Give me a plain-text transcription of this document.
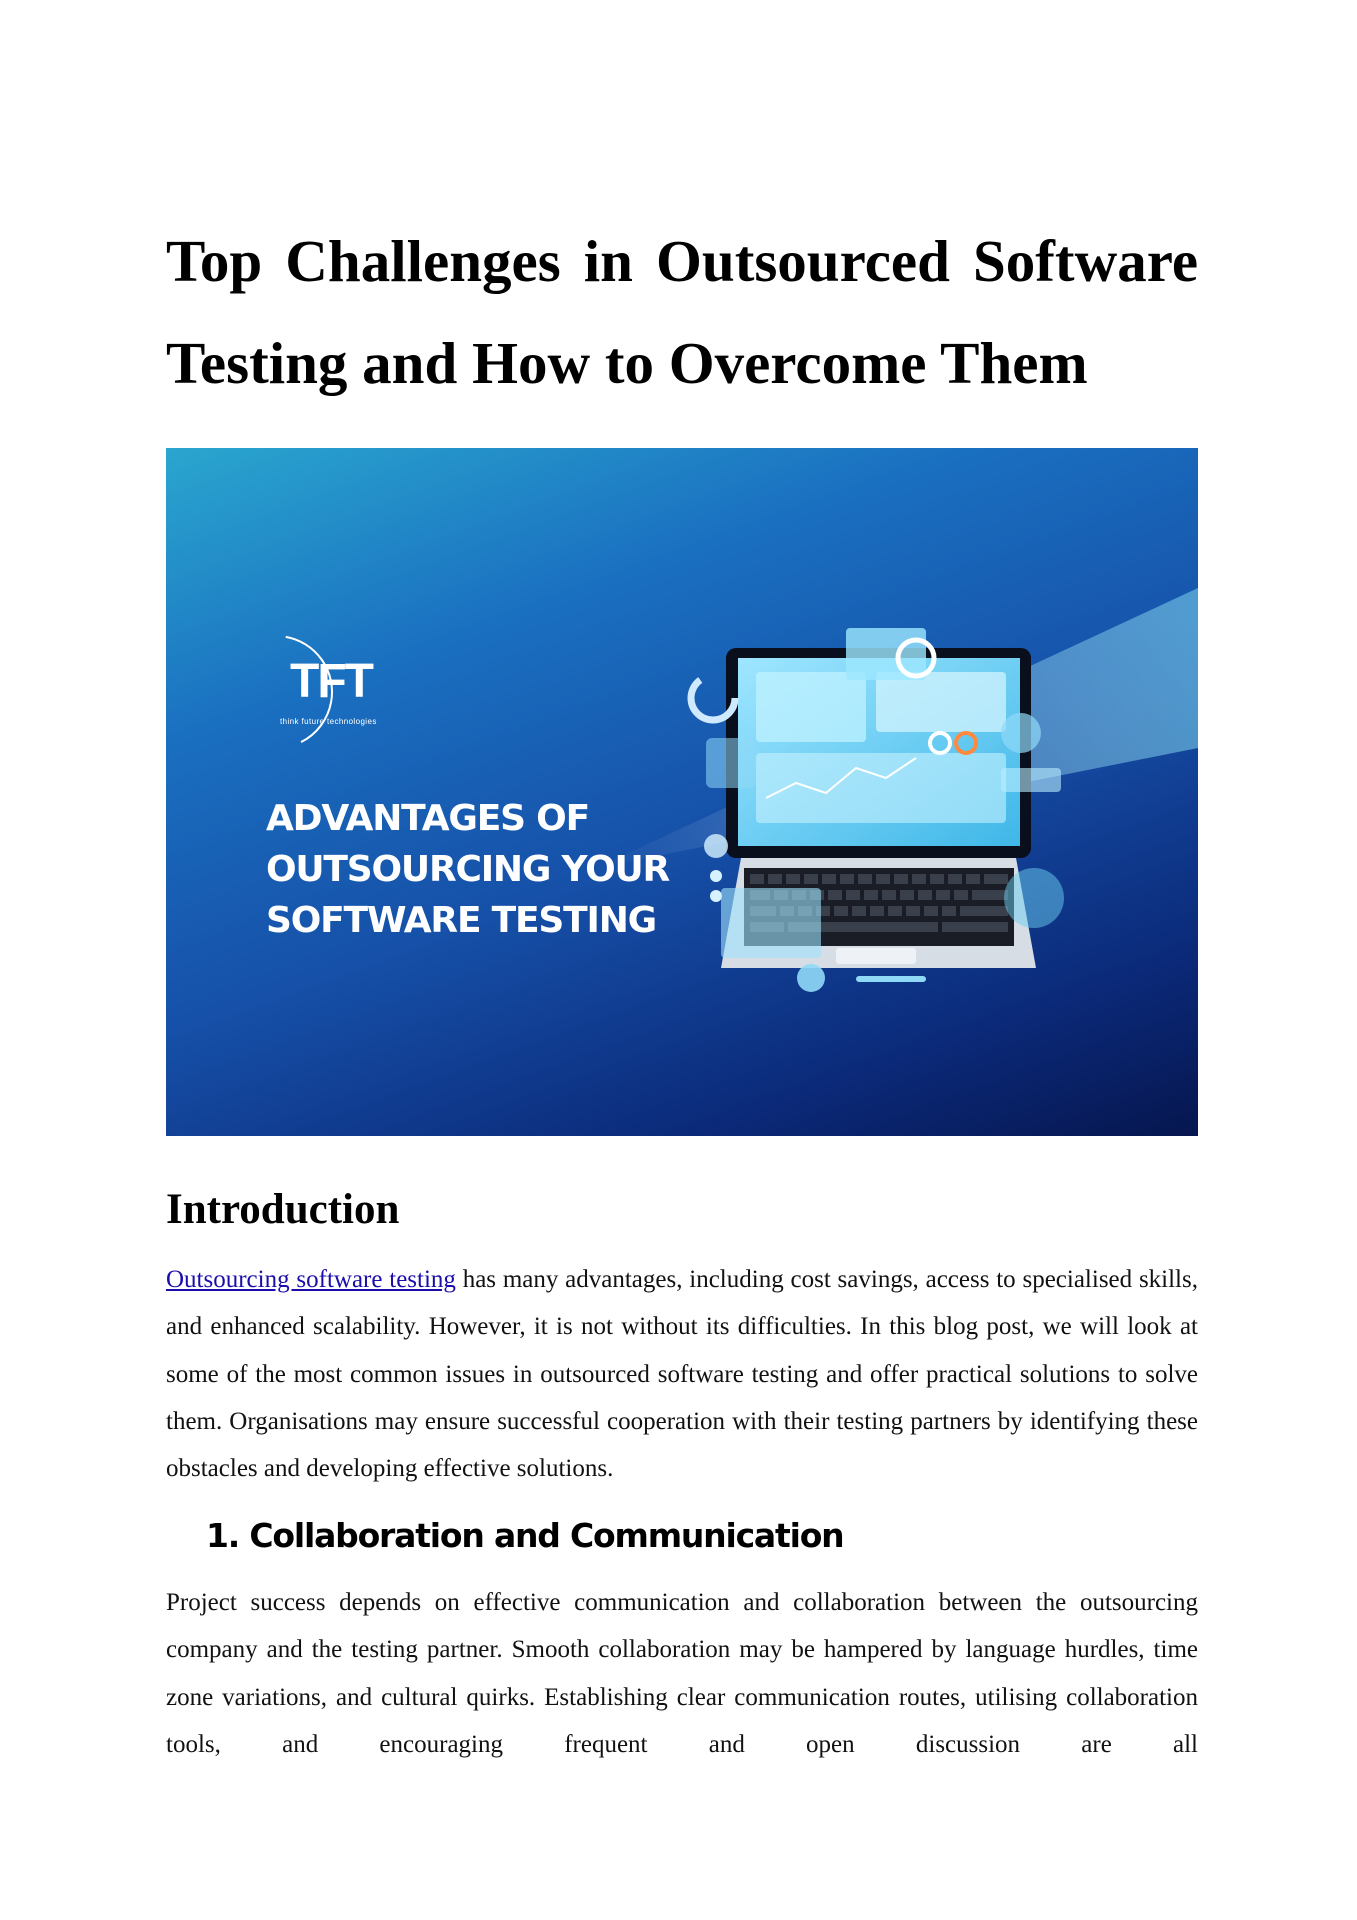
Top Challenges in Outsourced Software
Testing and How to Overcome Them
TFT
think future technologies
ADVANTAGES OF
OUTSOURCING YOUR
SOFTWARE TESTING
Introduction

Outsourcing software testing has many advantages, including cost savings, access to specialised skills, and enhanced scalability. However, it is not without its difficulties. In this blog post, we will look at some of the most common issues in outsourced software testing and offer practical solutions to solve them. Organisations may ensure successful cooperation with their testing partners by identifying these obstacles and developing effective solutions.

1. Collaboration and Communication

Project success depends on effective communication and collaboration between the outsourcing company and the testing partner. Smooth collaboration may be hampered by language hurdles, time zone variations, and cultural quirks. Establishing clear communication routes, utilising collaboration tools, and encouraging frequent and open discussion are all
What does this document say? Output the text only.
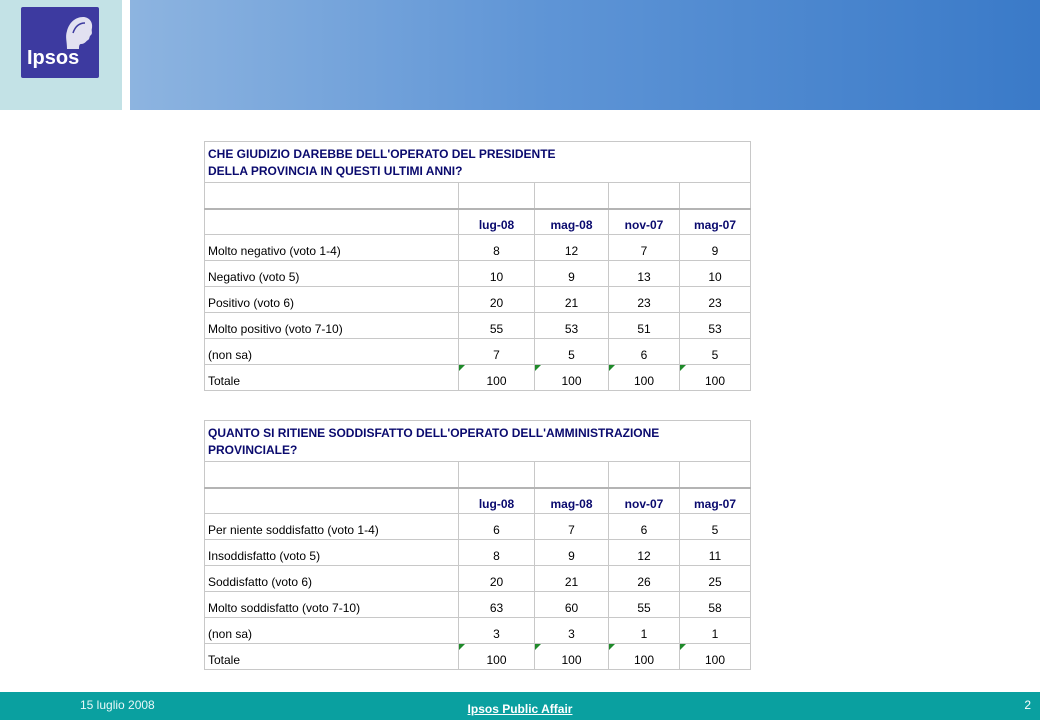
Ipsos
CHE GIUDIZIO DAREBBE DELL'OPERATO DEL PRESIDENTE
DELLA PROVINCIA IN QUESTI ULTIMI ANNI?				

	lug-08	mag-08	nov-07	mag-07
Molto negativo (voto 1-4)	8	12	7	9
Negativo (voto 5)	10	9	13	10
Positivo (voto 6)	20	21	23	23
Molto positivo (voto 7-10)	55	53	51	53
(non sa)	7	5	6	5
Totale	100	100	100	100
QUANTO SI RITIENE SODDISFATTO DELL'OPERATO DELL'AMMINISTRAZIONE
PROVINCIALE?				

	lug-08	mag-08	nov-07	mag-07
Per niente soddisfatto (voto 1-4)	6	7	6	5
Insoddisfatto (voto 5)	8	9	12	11
Soddisfatto (voto 6)	20	21	26	25
Molto soddisfatto (voto 7-10)	63	60	55	58
(non sa)	3	3	1	1
Totale	100	100	100	100
15 luglio 2008	Ipsos Public Affair	2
******
SET EXERCISE = Using the listing above, return all lines where the word "Ipsos" occurs.

SOLUTION BELOW =
Ipsos
15 luglio 2008	Ipsos Public Affair	2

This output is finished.